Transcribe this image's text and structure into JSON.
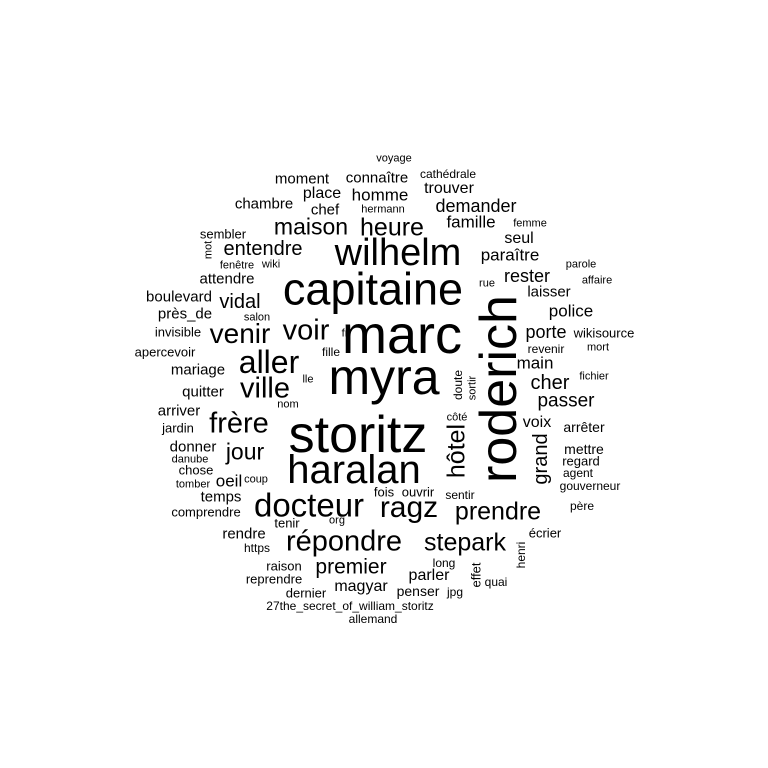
{
  "words": [
    "voyage",
    "cathédrale",
    "connaître",
    "moment",
    "place",
    "homme",
    "trouver",
    "chambre",
    "chef",
    "hermann",
    "demander",
    "sembler",
    "maison",
    "heure",
    "famille",
    "femme",
    "wilhelm",
    "seul",
    "mot",
    "entendre",
    "paraître",
    "fenêtre",
    "wiki",
    "parole",
    "capitaine",
    "rue",
    "rester",
    "affaire",
    "attendre",
    "laisser",
    "boulevard",
    "vidal",
    "roderich",
    "police",
    "près_de",
    "salon",
    "voir",
    "marc",
    "invisible",
    "venir",
    "fr",
    "porte",
    "wikisource",
    "apercevoir",
    "fille",
    "revenir",
    "mort",
    "aller",
    "main",
    "mariage",
    "myra",
    "lle",
    "doute",
    "sortir",
    "fichier",
    "cher",
    "quitter",
    "ville",
    "passer",
    "arriver",
    "nom",
    "frère",
    "voix",
    "jardin",
    "storitz",
    "côté",
    "arrêter",
    "hôtel",
    "regard",
    "donner",
    "jour",
    "mettre",
    "danube",
    "grand",
    "chose",
    "oeil",
    "agent",
    "haralan",
    "coup",
    "tomber",
    "gouverneur",
    "fois",
    "ouvrir",
    "temps",
    "sentir",
    "docteur",
    "ragz",
    "père",
    "comprendre",
    "prendre",
    "tenir",
    "org",
    "rendre",
    "écrier",
    "répondre",
    "stepark",
    "henri",
    "https",
    "raison",
    "premier",
    "long",
    "effet",
    "reprendre",
    "parler",
    "magyar",
    "quai",
    "dernier",
    "penser",
    "jpg",
    "27the_secret_of_william_storitz",
    "allemand"
  ]
}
..............................
[GOAL]: Using the records above, retype everything exactly except the pictures.

[RESPONSE]:
Transcribe this image's text and structure into JSON.
{
  "words": [
    "voyage",
    "cathédrale",
    "connaître",
    "moment",
    "place",
    "homme",
    "trouver",
    "chambre",
    "chef",
    "hermann",
    "demander",
    "sembler",
    "maison",
    "heure",
    "famille",
    "femme",
    "wilhelm",
    "seul",
    "mot",
    "entendre",
    "paraître",
    "fenêtre",
    "wiki",
    "parole",
    "capitaine",
    "rue",
    "rester",
    "affaire",
    "attendre",
    "laisser",
    "boulevard",
    "vidal",
    "roderich",
    "police",
    "près_de",
    "salon",
    "voir",
    "marc",
    "invisible",
    "venir",
    "fr",
    "porte",
    "wikisource",
    "apercevoir",
    "fille",
    "revenir",
    "mort",
    "aller",
    "main",
    "mariage",
    "myra",
    "lle",
    "doute",
    "sortir",
    "fichier",
    "cher",
    "quitter",
    "ville",
    "passer",
    "arriver",
    "nom",
    "frère",
    "voix",
    "jardin",
    "storitz",
    "côté",
    "arrêter",
    "hôtel",
    "regard",
    "donner",
    "jour",
    "mettre",
    "danube",
    "grand",
    "chose",
    "oeil",
    "agent",
    "haralan",
    "coup",
    "tomber",
    "gouverneur",
    "fois",
    "ouvrir",
    "temps",
    "sentir",
    "docteur",
    "ragz",
    "père",
    "comprendre",
    "prendre",
    "tenir",
    "org",
    "rendre",
    "écrier",
    "répondre",
    "stepark",
    "henri",
    "https",
    "raison",
    "premier",
    "long",
    "effet",
    "reprendre",
    "parler",
    "magyar",
    "quai",
    "dernier",
    "penser",
    "jpg",
    "27the_secret_of_william_storitz",
    "allemand"
  ]
}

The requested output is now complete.